Written request:
Quote every line below exactly and skip any picture.

Supplied material:
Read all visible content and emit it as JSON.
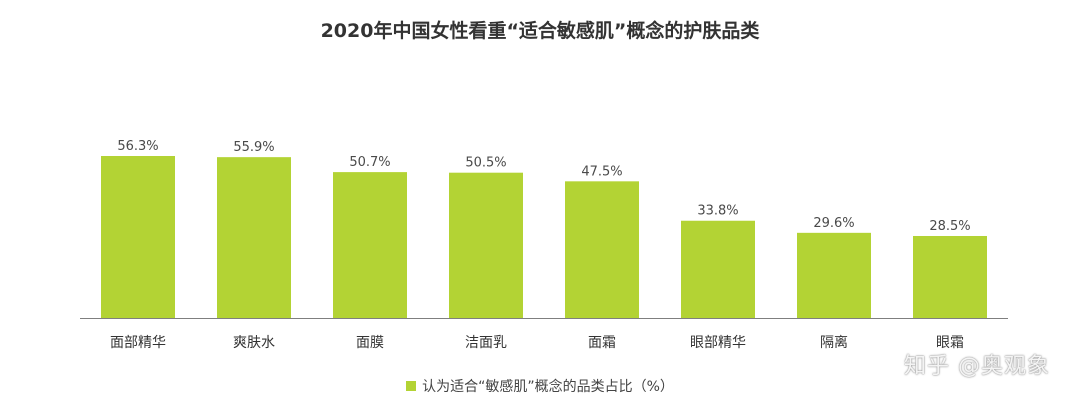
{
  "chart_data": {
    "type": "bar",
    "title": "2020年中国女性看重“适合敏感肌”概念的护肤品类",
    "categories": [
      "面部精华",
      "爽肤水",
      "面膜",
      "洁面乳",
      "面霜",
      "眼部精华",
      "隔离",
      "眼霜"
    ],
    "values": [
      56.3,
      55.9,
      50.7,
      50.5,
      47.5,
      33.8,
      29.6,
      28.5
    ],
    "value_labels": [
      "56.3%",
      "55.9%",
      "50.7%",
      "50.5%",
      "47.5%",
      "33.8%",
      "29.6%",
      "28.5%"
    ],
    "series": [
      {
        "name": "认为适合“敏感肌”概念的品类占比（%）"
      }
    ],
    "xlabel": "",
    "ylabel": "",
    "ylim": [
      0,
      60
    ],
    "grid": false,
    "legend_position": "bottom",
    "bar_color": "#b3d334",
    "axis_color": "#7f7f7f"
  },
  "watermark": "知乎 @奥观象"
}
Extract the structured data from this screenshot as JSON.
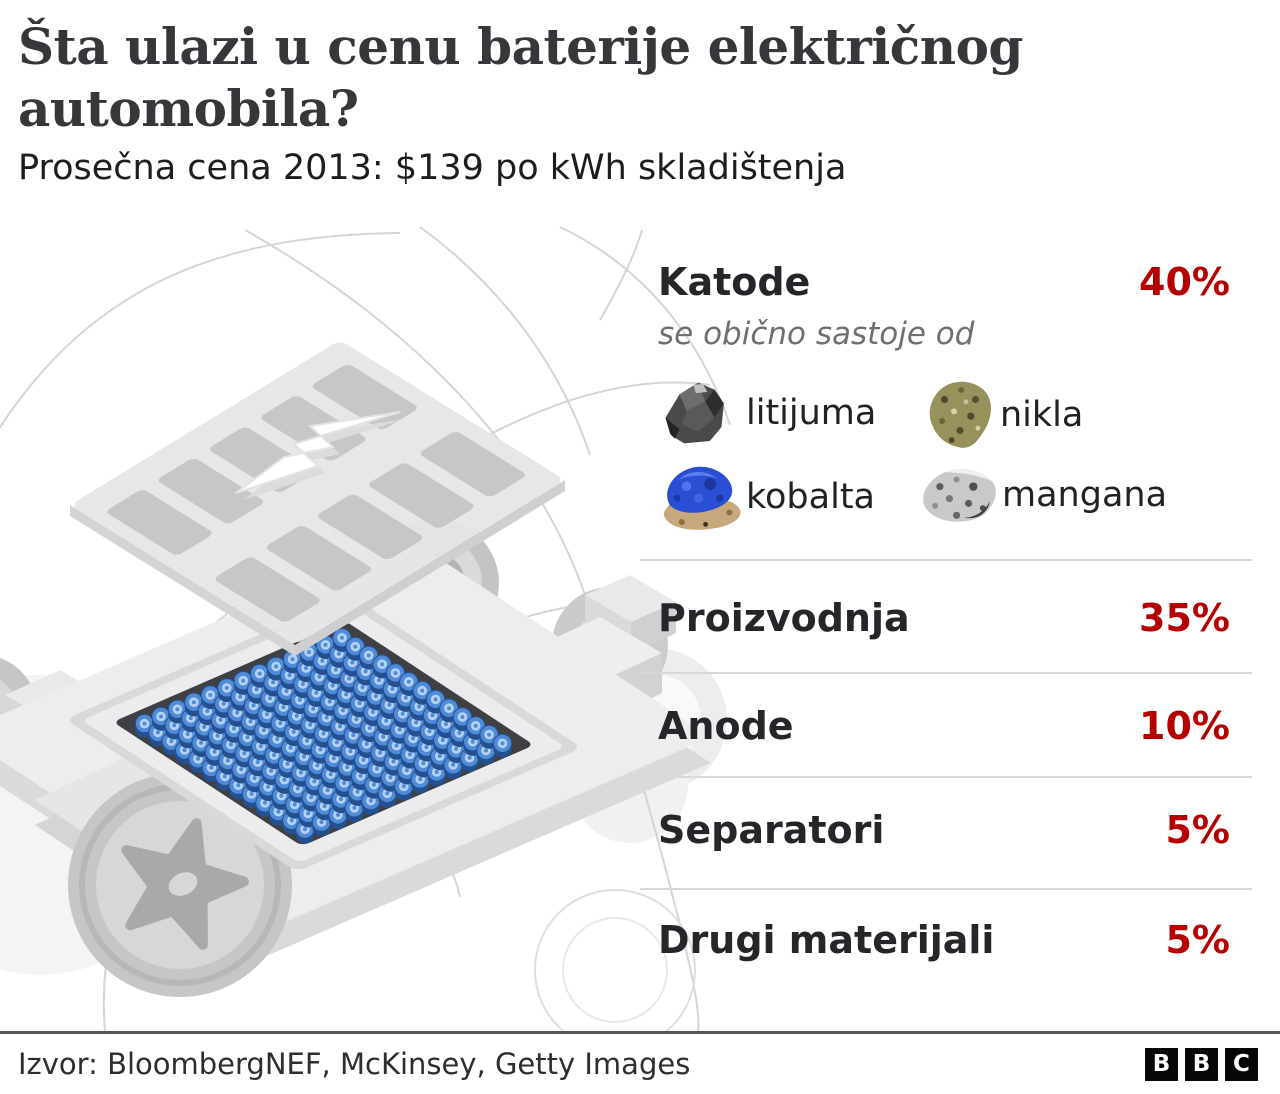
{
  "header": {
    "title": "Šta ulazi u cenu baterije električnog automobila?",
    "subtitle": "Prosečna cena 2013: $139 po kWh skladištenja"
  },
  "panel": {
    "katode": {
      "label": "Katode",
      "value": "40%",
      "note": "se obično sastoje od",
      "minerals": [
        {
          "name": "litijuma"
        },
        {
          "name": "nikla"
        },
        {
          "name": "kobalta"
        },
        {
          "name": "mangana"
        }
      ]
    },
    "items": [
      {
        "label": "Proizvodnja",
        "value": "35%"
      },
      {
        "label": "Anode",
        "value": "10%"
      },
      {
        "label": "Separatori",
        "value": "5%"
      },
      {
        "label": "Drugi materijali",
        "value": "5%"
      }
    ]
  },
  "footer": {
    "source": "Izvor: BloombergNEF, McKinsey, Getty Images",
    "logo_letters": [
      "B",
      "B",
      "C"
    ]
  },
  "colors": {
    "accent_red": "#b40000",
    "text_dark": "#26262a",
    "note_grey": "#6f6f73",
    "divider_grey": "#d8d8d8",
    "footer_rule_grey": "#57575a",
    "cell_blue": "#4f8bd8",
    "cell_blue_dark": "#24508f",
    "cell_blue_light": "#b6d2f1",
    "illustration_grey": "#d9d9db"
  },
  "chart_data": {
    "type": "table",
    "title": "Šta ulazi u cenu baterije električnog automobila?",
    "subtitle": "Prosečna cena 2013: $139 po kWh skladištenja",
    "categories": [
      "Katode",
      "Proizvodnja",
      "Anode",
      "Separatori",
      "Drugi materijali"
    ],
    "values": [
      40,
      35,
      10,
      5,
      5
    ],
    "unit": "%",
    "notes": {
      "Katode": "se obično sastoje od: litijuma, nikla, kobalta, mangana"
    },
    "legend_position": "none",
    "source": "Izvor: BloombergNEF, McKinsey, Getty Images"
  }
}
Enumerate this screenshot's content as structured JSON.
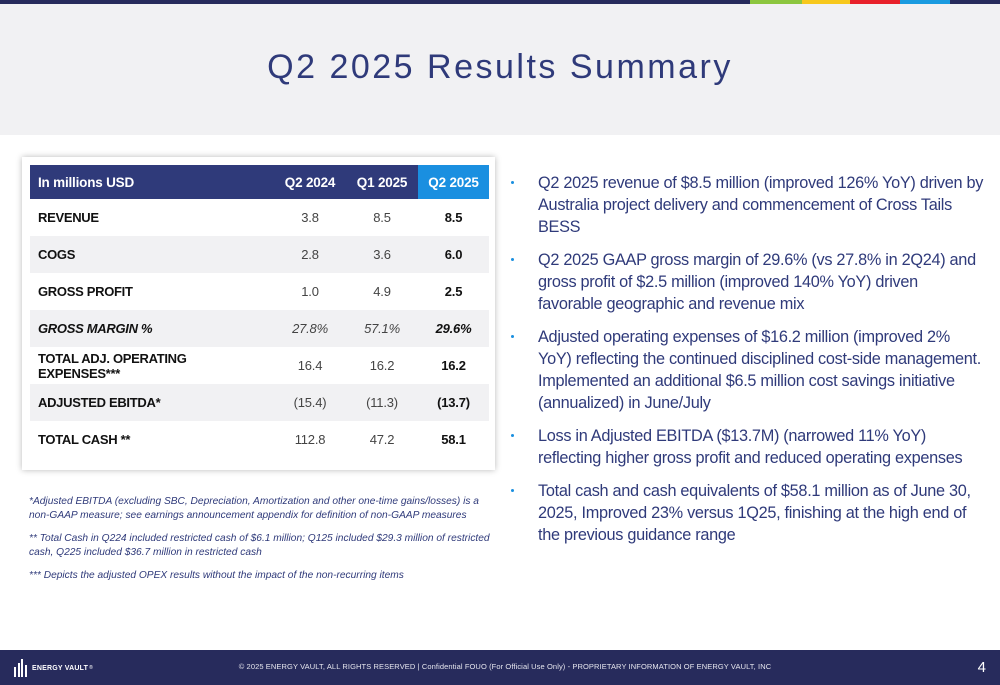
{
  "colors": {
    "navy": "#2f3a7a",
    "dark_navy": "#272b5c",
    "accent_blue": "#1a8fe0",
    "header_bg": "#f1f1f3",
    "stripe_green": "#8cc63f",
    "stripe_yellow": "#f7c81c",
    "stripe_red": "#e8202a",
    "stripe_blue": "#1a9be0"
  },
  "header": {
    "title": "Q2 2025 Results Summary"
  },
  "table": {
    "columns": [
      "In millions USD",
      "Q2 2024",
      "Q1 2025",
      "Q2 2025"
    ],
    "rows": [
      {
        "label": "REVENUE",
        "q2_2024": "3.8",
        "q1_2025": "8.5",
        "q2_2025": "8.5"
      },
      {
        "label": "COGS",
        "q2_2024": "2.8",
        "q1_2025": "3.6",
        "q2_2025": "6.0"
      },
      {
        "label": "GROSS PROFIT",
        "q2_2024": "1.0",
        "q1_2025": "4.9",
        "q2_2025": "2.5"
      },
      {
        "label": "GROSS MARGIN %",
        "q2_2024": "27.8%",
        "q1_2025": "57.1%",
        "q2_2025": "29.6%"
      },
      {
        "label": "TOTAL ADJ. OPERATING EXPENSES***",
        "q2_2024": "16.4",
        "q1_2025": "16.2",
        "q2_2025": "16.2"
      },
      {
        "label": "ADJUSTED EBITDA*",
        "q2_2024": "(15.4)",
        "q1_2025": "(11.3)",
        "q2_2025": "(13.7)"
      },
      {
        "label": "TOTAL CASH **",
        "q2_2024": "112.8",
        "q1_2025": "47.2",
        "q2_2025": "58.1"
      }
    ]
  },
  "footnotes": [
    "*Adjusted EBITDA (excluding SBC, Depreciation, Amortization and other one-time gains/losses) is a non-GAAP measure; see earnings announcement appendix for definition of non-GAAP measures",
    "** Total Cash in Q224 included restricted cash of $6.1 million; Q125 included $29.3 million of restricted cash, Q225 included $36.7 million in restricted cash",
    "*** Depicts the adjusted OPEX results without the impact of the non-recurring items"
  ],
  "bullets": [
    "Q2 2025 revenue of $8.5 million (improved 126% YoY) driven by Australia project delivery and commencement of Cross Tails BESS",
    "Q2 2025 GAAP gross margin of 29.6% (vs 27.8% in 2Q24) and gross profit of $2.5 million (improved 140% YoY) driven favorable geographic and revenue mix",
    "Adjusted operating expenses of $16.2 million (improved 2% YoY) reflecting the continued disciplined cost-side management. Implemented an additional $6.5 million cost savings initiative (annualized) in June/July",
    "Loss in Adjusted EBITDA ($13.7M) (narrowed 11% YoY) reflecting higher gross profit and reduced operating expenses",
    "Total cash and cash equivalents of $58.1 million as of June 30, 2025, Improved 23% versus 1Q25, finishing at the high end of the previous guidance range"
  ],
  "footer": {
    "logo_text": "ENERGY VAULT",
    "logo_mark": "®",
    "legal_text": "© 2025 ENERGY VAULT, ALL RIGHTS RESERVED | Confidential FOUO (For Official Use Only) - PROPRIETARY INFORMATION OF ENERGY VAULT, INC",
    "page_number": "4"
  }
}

Exercise output:
Read all visible content and emit it as JSON.
{
  "chart_data": {
    "type": "bar",
    "title": "2020年中国女性看重“适合敏感肌”概念的护肤品类",
    "categories": [
      "面部精华",
      "爽肤水",
      "面膜",
      "洁面乳",
      "面霜",
      "眼部精华",
      "隔离",
      "眼霜"
    ],
    "values": [
      56.3,
      55.9,
      50.7,
      50.5,
      47.5,
      33.8,
      29.6,
      28.5
    ],
    "value_labels": [
      "56.3%",
      "55.9%",
      "50.7%",
      "50.5%",
      "47.5%",
      "33.8%",
      "29.6%",
      "28.5%"
    ],
    "series": [
      {
        "name": "认为适合“敏感肌”概念的品类占比（%）"
      }
    ],
    "xlabel": "",
    "ylabel": "",
    "ylim": [
      0,
      60
    ],
    "grid": false,
    "legend_position": "bottom",
    "bar_color": "#b3d334",
    "axis_color": "#7f7f7f"
  },
  "watermark": "知乎 @奥观象"
}
Extract the structured data from this screenshot as JSON.
{
  "header": {
    "title": "Šta ulazi u cenu baterije električnog automobila?",
    "subtitle": "Prosečna cena 2013: $139 po kWh skladištenja"
  },
  "panel": {
    "katode": {
      "label": "Katode",
      "value": "40%",
      "note": "se obično sastoje od",
      "minerals": [
        {
          "name": "litijuma"
        },
        {
          "name": "nikla"
        },
        {
          "name": "kobalta"
        },
        {
          "name": "mangana"
        }
      ]
    },
    "items": [
      {
        "label": "Proizvodnja",
        "value": "35%"
      },
      {
        "label": "Anode",
        "value": "10%"
      },
      {
        "label": "Separatori",
        "value": "5%"
      },
      {
        "label": "Drugi materijali",
        "value": "5%"
      }
    ]
  },
  "footer": {
    "source": "Izvor: BloombergNEF, McKinsey, Getty Images",
    "logo_letters": [
      "B",
      "B",
      "C"
    ]
  },
  "colors": {
    "accent_red": "#b40000",
    "text_dark": "#26262a",
    "note_grey": "#6f6f73",
    "divider_grey": "#d8d8d8",
    "footer_rule_grey": "#57575a",
    "cell_blue": "#4f8bd8",
    "cell_blue_dark": "#24508f",
    "cell_blue_light": "#b6d2f1",
    "illustration_grey": "#d9d9db"
  },
  "chart_data": {
    "type": "table",
    "title": "Šta ulazi u cenu baterije električnog automobila?",
    "subtitle": "Prosečna cena 2013: $139 po kWh skladištenja",
    "categories": [
      "Katode",
      "Proizvodnja",
      "Anode",
      "Separatori",
      "Drugi materijali"
    ],
    "values": [
      40,
      35,
      10,
      5,
      5
    ],
    "unit": "%",
    "notes": {
      "Katode": "se obično sastoje od: litijuma, nikla, kobalta, mangana"
    },
    "legend_position": "none",
    "source": "Izvor: BloombergNEF, McKinsey, Getty Images"
  }
}
Enumerate this screenshot's content as structured JSON.
{
  "colors": {
    "navy": "#2f3a7a",
    "dark_navy": "#272b5c",
    "accent_blue": "#1a8fe0",
    "header_bg": "#f1f1f3",
    "stripe_green": "#8cc63f",
    "stripe_yellow": "#f7c81c",
    "stripe_red": "#e8202a",
    "stripe_blue": "#1a9be0"
  },
  "header": {
    "title": "Q2 2025 Results Summary"
  },
  "table": {
    "columns": [
      "In millions USD",
      "Q2 2024",
      "Q1 2025",
      "Q2 2025"
    ],
    "rows": [
      {
        "label": "REVENUE",
        "q2_2024": "3.8",
        "q1_2025": "8.5",
        "q2_2025": "8.5"
      },
      {
        "label": "COGS",
        "q2_2024": "2.8",
        "q1_2025": "3.6",
        "q2_2025": "6.0"
      },
      {
        "label": "GROSS PROFIT",
        "q2_2024": "1.0",
        "q1_2025": "4.9",
        "q2_2025": "2.5"
      },
      {
        "label": "GROSS MARGIN %",
        "q2_2024": "27.8%",
        "q1_2025": "57.1%",
        "q2_2025": "29.6%"
      },
      {
        "label": "TOTAL ADJ. OPERATING EXPENSES***",
        "q2_2024": "16.4",
        "q1_2025": "16.2",
        "q2_2025": "16.2"
      },
      {
        "label": "ADJUSTED EBITDA*",
        "q2_2024": "(15.4)",
        "q1_2025": "(11.3)",
        "q2_2025": "(13.7)"
      },
      {
        "label": "TOTAL CASH **",
        "q2_2024": "112.8",
        "q1_2025": "47.2",
        "q2_2025": "58.1"
      }
    ]
  },
  "footnotes": [
    "*Adjusted EBITDA (excluding SBC, Depreciation, Amortization and other one-time gains/losses) is a non-GAAP measure; see earnings announcement appendix for definition of non-GAAP measures",
    "** Total Cash in Q224 included restricted cash of $6.1 million; Q125 included $29.3 million of restricted cash, Q225 included $36.7 million in restricted cash",
    "*** Depicts the adjusted OPEX results without the impact of the non-recurring items"
  ],
  "bullets": [
    "Q2 2025 revenue of $8.5 million (improved 126% YoY) driven by Australia project delivery and commencement of Cross Tails BESS",
    "Q2 2025 GAAP gross margin of 29.6% (vs 27.8% in 2Q24) and gross profit of $2.5 million (improved 140% YoY) driven favorable geographic and revenue mix",
    "Adjusted operating expenses of $16.2 million (improved 2% YoY) reflecting the continued disciplined cost-side management. Implemented an additional $6.5 million cost savings initiative (annualized) in June/July",
    "Loss in Adjusted EBITDA ($13.7M) (narrowed 11% YoY) reflecting higher gross profit and reduced operating expenses",
    "Total cash and cash equivalents of $58.1 million as of June 30, 2025, Improved 23% versus 1Q25, finishing at the high end of the previous guidance range"
  ],
  "footer": {
    "logo_text": "ENERGY VAULT",
    "logo_mark": "®",
    "legal_text": "© 2025 ENERGY VAULT, ALL RIGHTS RESERVED | Confidential FOUO (For Official Use Only) - PROPRIETARY INFORMATION OF ENERGY VAULT, INC",
    "page_number": "4"
  }
}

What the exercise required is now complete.